━━━━━ Data to process

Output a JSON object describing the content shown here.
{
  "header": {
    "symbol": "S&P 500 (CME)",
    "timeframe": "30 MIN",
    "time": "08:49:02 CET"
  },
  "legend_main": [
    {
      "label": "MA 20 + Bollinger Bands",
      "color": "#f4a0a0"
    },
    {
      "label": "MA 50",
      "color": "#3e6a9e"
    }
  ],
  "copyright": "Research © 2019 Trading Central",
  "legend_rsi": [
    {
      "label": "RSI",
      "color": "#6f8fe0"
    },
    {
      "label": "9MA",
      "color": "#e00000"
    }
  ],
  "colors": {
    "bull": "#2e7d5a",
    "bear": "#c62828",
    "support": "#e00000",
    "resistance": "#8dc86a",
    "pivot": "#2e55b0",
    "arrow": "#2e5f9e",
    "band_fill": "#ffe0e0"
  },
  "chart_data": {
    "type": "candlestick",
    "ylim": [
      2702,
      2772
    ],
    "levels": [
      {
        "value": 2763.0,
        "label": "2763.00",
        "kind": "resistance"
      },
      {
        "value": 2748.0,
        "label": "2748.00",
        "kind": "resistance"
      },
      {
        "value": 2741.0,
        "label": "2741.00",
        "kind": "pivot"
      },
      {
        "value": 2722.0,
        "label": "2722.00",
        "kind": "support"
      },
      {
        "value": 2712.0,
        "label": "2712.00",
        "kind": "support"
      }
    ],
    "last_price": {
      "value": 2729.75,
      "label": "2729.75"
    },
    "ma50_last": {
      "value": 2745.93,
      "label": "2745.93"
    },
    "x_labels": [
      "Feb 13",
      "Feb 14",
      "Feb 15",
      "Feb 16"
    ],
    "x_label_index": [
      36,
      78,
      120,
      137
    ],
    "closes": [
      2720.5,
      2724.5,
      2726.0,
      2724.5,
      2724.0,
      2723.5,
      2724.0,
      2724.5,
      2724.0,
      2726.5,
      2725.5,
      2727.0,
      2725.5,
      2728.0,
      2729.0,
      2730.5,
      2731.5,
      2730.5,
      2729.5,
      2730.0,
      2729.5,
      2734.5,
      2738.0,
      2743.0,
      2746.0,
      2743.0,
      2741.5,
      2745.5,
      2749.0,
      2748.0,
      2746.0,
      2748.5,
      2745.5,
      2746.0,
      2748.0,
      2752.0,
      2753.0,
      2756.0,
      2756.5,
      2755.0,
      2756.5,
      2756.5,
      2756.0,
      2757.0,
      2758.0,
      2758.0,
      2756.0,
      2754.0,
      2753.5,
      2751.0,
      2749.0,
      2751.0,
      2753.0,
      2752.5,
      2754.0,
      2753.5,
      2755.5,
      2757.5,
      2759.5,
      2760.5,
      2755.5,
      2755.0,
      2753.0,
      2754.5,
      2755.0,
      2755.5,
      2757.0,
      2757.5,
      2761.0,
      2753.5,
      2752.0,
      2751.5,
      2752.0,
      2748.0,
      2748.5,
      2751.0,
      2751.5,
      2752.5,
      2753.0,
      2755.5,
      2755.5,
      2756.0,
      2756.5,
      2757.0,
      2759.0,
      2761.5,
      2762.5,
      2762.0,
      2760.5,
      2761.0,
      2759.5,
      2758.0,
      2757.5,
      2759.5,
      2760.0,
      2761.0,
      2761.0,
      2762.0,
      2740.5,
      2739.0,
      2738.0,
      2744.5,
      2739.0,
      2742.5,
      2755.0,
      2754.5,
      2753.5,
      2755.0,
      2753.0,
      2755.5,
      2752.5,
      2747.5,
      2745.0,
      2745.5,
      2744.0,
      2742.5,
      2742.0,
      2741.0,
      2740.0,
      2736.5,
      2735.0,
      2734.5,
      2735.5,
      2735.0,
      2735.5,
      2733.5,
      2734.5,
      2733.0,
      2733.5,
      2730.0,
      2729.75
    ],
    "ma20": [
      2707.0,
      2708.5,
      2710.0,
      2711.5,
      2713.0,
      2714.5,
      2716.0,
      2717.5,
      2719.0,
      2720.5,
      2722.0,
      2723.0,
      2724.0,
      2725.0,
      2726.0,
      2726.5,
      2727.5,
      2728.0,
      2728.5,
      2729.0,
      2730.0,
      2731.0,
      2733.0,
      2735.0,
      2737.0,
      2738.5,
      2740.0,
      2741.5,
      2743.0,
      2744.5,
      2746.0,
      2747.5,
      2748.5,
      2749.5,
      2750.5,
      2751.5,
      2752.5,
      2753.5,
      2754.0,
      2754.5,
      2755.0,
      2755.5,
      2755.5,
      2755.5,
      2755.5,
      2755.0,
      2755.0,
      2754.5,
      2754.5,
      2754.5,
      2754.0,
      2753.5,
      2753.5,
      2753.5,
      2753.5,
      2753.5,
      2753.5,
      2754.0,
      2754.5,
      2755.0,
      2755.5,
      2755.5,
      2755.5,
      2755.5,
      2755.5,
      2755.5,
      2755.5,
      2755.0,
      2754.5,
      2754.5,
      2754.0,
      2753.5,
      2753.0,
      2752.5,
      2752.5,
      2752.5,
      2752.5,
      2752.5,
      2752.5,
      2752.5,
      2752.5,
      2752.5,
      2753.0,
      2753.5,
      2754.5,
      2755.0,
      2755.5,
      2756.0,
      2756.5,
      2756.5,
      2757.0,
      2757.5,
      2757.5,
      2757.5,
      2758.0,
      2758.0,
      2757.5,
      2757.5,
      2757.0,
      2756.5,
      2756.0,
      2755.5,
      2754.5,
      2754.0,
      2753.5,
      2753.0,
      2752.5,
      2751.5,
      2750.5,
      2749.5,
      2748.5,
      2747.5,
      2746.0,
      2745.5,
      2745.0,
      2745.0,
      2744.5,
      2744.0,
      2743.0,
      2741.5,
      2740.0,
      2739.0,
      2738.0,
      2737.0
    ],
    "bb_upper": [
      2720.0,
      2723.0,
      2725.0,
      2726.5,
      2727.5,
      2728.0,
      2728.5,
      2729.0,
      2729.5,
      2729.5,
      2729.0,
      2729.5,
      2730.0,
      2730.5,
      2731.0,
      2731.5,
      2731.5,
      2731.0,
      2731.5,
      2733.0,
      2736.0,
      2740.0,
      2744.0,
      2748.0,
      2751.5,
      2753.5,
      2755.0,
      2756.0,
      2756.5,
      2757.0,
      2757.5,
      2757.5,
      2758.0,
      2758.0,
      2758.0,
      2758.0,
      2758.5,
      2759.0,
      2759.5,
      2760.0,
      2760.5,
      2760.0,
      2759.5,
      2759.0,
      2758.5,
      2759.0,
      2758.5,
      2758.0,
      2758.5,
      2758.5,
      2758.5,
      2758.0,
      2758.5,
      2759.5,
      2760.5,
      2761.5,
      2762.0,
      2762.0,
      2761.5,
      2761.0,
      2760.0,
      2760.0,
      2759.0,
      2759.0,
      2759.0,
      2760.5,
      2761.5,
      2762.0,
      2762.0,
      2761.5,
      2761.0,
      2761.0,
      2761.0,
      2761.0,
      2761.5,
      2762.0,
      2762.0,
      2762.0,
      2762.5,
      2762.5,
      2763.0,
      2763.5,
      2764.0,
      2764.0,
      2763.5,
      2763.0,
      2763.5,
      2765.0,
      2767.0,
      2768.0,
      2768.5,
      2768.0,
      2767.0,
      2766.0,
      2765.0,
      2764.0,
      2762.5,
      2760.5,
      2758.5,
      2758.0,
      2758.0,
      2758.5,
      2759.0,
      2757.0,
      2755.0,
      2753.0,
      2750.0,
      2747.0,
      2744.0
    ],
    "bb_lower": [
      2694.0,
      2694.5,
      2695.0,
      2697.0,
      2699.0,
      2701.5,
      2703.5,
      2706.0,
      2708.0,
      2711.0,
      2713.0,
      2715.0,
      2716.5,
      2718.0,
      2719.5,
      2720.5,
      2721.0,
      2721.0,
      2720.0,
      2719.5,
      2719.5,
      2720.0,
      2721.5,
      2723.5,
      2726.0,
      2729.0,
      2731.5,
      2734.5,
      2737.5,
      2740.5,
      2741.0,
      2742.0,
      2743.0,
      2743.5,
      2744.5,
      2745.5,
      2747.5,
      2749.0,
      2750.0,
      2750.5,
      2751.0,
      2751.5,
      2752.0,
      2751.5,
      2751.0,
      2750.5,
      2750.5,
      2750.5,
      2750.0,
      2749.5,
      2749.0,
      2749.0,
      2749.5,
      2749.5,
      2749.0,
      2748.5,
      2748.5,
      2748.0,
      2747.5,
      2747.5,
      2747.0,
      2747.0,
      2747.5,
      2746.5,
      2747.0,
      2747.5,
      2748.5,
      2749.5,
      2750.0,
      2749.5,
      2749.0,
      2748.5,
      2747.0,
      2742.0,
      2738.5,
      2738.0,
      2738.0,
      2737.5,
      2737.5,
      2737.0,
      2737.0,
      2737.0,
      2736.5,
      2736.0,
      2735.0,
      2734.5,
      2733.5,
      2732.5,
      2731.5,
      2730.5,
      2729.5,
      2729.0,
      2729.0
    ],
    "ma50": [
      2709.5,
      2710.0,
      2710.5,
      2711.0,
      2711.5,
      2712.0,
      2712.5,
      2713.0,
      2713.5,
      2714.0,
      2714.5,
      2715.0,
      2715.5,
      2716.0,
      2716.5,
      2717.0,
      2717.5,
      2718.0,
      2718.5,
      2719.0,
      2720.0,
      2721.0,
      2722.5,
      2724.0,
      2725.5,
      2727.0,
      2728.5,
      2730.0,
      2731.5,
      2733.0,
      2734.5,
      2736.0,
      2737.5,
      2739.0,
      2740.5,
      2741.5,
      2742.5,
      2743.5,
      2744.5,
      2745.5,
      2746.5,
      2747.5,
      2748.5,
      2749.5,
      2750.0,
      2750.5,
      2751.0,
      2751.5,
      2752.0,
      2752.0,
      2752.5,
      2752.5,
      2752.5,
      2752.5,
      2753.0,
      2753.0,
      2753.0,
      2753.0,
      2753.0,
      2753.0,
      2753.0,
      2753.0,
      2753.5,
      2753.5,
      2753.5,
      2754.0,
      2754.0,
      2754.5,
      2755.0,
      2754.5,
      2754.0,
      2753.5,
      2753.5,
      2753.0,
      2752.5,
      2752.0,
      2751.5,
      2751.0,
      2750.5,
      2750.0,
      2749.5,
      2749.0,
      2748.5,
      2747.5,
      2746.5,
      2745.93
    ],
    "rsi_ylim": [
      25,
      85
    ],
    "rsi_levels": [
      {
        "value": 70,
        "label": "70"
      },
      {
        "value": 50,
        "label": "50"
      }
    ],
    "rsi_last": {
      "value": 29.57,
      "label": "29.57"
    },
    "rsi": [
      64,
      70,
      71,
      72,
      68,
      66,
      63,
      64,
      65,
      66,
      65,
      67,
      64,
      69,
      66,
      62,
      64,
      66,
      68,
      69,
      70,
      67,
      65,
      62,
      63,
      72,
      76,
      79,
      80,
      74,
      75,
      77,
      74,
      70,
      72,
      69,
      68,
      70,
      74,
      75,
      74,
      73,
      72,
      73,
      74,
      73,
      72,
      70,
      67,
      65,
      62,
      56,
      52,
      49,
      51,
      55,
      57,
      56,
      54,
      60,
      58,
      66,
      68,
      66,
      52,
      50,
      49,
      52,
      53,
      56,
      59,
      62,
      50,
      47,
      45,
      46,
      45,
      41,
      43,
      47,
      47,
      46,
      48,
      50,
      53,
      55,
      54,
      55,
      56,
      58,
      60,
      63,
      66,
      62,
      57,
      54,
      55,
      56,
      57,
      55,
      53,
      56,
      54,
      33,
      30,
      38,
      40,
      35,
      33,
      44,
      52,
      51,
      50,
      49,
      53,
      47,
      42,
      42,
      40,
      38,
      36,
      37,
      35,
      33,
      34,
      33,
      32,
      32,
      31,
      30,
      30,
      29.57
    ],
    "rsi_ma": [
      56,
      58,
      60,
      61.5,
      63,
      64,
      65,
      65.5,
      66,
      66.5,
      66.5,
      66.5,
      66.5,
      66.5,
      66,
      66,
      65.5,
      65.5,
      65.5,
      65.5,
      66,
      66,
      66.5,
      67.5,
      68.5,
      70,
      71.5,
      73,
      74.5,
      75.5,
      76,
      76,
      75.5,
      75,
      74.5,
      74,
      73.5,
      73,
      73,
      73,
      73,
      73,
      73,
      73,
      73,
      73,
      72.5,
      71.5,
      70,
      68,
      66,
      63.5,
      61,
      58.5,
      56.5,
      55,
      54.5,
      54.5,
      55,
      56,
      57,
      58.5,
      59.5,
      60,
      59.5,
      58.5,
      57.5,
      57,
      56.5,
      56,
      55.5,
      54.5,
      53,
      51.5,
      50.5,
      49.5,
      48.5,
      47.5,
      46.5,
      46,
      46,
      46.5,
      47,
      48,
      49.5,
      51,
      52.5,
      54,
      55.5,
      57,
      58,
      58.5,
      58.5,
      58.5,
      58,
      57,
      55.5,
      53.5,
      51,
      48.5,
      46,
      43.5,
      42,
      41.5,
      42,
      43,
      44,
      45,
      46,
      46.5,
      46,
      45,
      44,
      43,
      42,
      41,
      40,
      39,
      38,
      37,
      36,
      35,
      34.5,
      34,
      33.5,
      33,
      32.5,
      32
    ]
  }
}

━━━━━━━━━━

◆ **Work to do**:
Show all lines in the entries above where the string "value" appears.

◆ **Written answer**:
        "value": 2763.0,
        "value": 2748.0,
        "value": 2741.0,
        "value": 2722.0,
        "value": 2712.0,
      "value": 2729.75,
      "value": 2745.93,
        "value": 70,
        "value": 50,
      "value": 29.57,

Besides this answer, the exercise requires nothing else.